=== Records provided ===
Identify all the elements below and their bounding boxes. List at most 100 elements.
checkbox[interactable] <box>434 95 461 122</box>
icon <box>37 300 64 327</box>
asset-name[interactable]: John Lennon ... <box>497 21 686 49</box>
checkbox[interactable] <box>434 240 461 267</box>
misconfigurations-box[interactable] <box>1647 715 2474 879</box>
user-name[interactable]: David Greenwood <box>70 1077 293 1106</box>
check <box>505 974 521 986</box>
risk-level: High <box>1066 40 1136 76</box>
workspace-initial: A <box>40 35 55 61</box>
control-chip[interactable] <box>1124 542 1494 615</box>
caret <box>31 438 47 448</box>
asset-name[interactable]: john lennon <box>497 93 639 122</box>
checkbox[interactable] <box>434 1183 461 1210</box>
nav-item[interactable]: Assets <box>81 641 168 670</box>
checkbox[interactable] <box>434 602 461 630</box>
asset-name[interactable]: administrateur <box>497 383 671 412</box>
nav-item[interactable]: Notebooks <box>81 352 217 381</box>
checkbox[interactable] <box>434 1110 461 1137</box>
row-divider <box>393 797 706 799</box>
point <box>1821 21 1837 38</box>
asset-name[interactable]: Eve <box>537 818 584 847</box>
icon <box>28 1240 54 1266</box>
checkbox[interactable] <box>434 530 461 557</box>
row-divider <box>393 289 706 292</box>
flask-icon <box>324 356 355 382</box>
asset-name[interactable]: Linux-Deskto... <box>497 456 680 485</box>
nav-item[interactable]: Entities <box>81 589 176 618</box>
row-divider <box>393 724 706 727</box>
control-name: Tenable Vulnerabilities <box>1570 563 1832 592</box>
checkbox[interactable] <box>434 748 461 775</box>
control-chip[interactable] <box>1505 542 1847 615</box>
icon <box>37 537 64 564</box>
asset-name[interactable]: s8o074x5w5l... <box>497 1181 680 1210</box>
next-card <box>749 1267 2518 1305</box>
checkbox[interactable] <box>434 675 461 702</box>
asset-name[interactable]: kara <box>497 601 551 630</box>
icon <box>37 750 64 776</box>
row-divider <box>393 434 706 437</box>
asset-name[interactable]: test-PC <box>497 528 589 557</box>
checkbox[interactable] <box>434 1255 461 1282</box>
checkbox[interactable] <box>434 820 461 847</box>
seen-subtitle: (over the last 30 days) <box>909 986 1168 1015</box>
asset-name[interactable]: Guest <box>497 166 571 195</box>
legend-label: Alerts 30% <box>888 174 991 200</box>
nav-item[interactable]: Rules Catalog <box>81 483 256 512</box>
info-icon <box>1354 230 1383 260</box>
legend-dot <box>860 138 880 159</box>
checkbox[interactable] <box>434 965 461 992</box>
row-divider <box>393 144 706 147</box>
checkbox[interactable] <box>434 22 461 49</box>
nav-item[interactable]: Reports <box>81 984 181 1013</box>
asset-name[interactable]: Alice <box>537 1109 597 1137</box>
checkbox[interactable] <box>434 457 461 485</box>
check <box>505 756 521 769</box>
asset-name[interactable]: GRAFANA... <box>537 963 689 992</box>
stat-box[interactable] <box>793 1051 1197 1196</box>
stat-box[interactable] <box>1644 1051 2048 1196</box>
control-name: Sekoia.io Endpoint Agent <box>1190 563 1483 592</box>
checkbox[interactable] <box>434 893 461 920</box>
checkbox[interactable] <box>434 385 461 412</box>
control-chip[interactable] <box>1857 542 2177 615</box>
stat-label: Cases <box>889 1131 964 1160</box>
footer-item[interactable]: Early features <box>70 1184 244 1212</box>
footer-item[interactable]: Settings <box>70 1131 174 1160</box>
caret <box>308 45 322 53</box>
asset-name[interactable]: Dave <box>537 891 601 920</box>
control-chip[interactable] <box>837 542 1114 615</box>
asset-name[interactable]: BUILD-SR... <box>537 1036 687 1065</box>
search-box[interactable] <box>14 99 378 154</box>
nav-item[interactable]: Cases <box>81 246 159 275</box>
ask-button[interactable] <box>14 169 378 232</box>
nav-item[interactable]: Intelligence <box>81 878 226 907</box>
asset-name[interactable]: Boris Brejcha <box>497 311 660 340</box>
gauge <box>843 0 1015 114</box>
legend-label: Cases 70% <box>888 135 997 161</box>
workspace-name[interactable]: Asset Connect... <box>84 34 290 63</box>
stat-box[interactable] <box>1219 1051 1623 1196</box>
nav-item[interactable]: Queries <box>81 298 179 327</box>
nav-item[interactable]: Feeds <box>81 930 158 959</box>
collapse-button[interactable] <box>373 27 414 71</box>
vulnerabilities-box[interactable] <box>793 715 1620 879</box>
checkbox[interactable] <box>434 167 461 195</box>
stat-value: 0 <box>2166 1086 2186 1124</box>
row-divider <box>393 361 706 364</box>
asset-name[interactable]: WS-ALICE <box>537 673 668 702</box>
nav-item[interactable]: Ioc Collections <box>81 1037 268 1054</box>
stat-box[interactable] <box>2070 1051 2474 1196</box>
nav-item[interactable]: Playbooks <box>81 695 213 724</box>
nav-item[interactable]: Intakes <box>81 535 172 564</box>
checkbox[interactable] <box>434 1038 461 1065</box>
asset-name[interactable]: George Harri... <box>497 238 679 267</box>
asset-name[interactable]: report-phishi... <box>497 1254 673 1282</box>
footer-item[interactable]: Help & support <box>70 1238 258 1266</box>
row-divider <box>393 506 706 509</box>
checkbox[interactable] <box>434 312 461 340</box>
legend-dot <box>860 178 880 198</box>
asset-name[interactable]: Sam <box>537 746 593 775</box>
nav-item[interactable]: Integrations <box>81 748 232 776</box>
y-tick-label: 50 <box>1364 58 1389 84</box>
===
* [What is expected]:
Quote all of the items above verbatim, in full and in their original order.

* [Exercise result]:
Identify all the elements below and their bounding boxes. List at most 100 elements.
checkbox[interactable] <box>434 95 461 122</box>
icon <box>37 300 64 327</box>
asset-name[interactable]: John Lennon ... <box>497 21 686 49</box>
checkbox[interactable] <box>434 240 461 267</box>
misconfigurations-box[interactable] <box>1647 715 2474 879</box>
user-name[interactable]: David Greenwood <box>70 1077 293 1106</box>
check <box>505 974 521 986</box>
risk-level: High <box>1066 40 1136 76</box>
workspace-initial: A <box>40 35 55 61</box>
control-chip[interactable] <box>1124 542 1494 615</box>
caret <box>31 438 47 448</box>
asset-name[interactable]: john lennon <box>497 93 639 122</box>
checkbox[interactable] <box>434 1183 461 1210</box>
nav-item[interactable]: Assets <box>81 641 168 670</box>
checkbox[interactable] <box>434 602 461 630</box>
asset-name[interactable]: administrateur <box>497 383 671 412</box>
nav-item[interactable]: Notebooks <box>81 352 217 381</box>
checkbox[interactable] <box>434 1110 461 1137</box>
row-divider <box>393 797 706 799</box>
point <box>1821 21 1837 38</box>
asset-name[interactable]: Eve <box>537 818 584 847</box>
icon <box>28 1240 54 1266</box>
checkbox[interactable] <box>434 530 461 557</box>
row-divider <box>393 289 706 292</box>
flask-icon <box>324 356 355 382</box>
asset-name[interactable]: Linux-Deskto... <box>497 456 680 485</box>
nav-item[interactable]: Entities <box>81 589 176 618</box>
row-divider <box>393 724 706 727</box>
control-name: Tenable Vulnerabilities <box>1570 563 1832 592</box>
checkbox[interactable] <box>434 748 461 775</box>
control-chip[interactable] <box>1505 542 1847 615</box>
icon <box>37 537 64 564</box>
asset-name[interactable]: s8o074x5w5l... <box>497 1181 680 1210</box>
next-card <box>749 1267 2518 1305</box>
checkbox[interactable] <box>434 675 461 702</box>
asset-name[interactable]: kara <box>497 601 551 630</box>
icon <box>37 750 64 776</box>
row-divider <box>393 434 706 437</box>
asset-name[interactable]: test-PC <box>497 528 589 557</box>
checkbox[interactable] <box>434 1255 461 1282</box>
checkbox[interactable] <box>434 820 461 847</box>
seen-subtitle: (over the last 30 days) <box>909 986 1168 1015</box>
asset-name[interactable]: Guest <box>497 166 571 195</box>
legend-label: Alerts 30% <box>888 174 991 200</box>
nav-item[interactable]: Rules Catalog <box>81 483 256 512</box>
info-icon <box>1354 230 1383 260</box>
legend-dot <box>860 138 880 159</box>
checkbox[interactable] <box>434 965 461 992</box>
row-divider <box>393 144 706 147</box>
checkbox[interactable] <box>434 22 461 49</box>
nav-item[interactable]: Reports <box>81 984 181 1013</box>
asset-name[interactable]: Alice <box>537 1109 597 1137</box>
checkbox[interactable] <box>434 457 461 485</box>
check <box>505 756 521 769</box>
asset-name[interactable]: GRAFANA... <box>537 963 689 992</box>
stat-box[interactable] <box>793 1051 1197 1196</box>
stat-box[interactable] <box>1644 1051 2048 1196</box>
control-name: Sekoia.io Endpoint Agent <box>1190 563 1483 592</box>
checkbox[interactable] <box>434 893 461 920</box>
checkbox[interactable] <box>434 385 461 412</box>
control-chip[interactable] <box>1857 542 2177 615</box>
stat-label: Cases <box>889 1131 964 1160</box>
footer-item[interactable]: Early features <box>70 1184 244 1212</box>
footer-item[interactable]: Settings <box>70 1131 174 1160</box>
caret <box>308 45 322 53</box>
asset-name[interactable]: Dave <box>537 891 601 920</box>
control-chip[interactable] <box>837 542 1114 615</box>
asset-name[interactable]: BUILD-SR... <box>537 1036 687 1065</box>
search-box[interactable] <box>14 99 378 154</box>
nav-item[interactable]: Cases <box>81 246 159 275</box>
ask-button[interactable] <box>14 169 378 232</box>
nav-item[interactable]: Intelligence <box>81 878 226 907</box>
asset-name[interactable]: Boris Brejcha <box>497 311 660 340</box>
gauge <box>843 0 1015 114</box>
legend-label: Cases 70% <box>888 135 997 161</box>
workspace-name[interactable]: Asset Connect... <box>84 34 290 63</box>
stat-box[interactable] <box>1219 1051 1623 1196</box>
nav-item[interactable]: Queries <box>81 298 179 327</box>
nav-item[interactable]: Feeds <box>81 930 158 959</box>
collapse-button[interactable] <box>373 27 414 71</box>
vulnerabilities-box[interactable] <box>793 715 1620 879</box>
checkbox[interactable] <box>434 167 461 195</box>
stat-value: 0 <box>2166 1086 2186 1124</box>
row-divider <box>393 361 706 364</box>
asset-name[interactable]: WS-ALICE <box>537 673 668 702</box>
nav-item[interactable]: Ioc Collections <box>81 1037 268 1054</box>
stat-box[interactable] <box>2070 1051 2474 1196</box>
nav-item[interactable]: Playbooks <box>81 695 213 724</box>
nav-item[interactable]: Intakes <box>81 535 172 564</box>
checkbox[interactable] <box>434 1038 461 1065</box>
asset-name[interactable]: George Harri... <box>497 238 679 267</box>
asset-name[interactable]: report-phishi... <box>497 1254 673 1282</box>
footer-item[interactable]: Help & support <box>70 1238 258 1266</box>
row-divider <box>393 506 706 509</box>
checkbox[interactable] <box>434 312 461 340</box>
legend-dot <box>860 178 880 198</box>
asset-name[interactable]: Sam <box>537 746 593 775</box>
nav-item[interactable]: Integrations <box>81 748 232 776</box>
y-tick-label: 50 <box>1364 58 1389 84</box>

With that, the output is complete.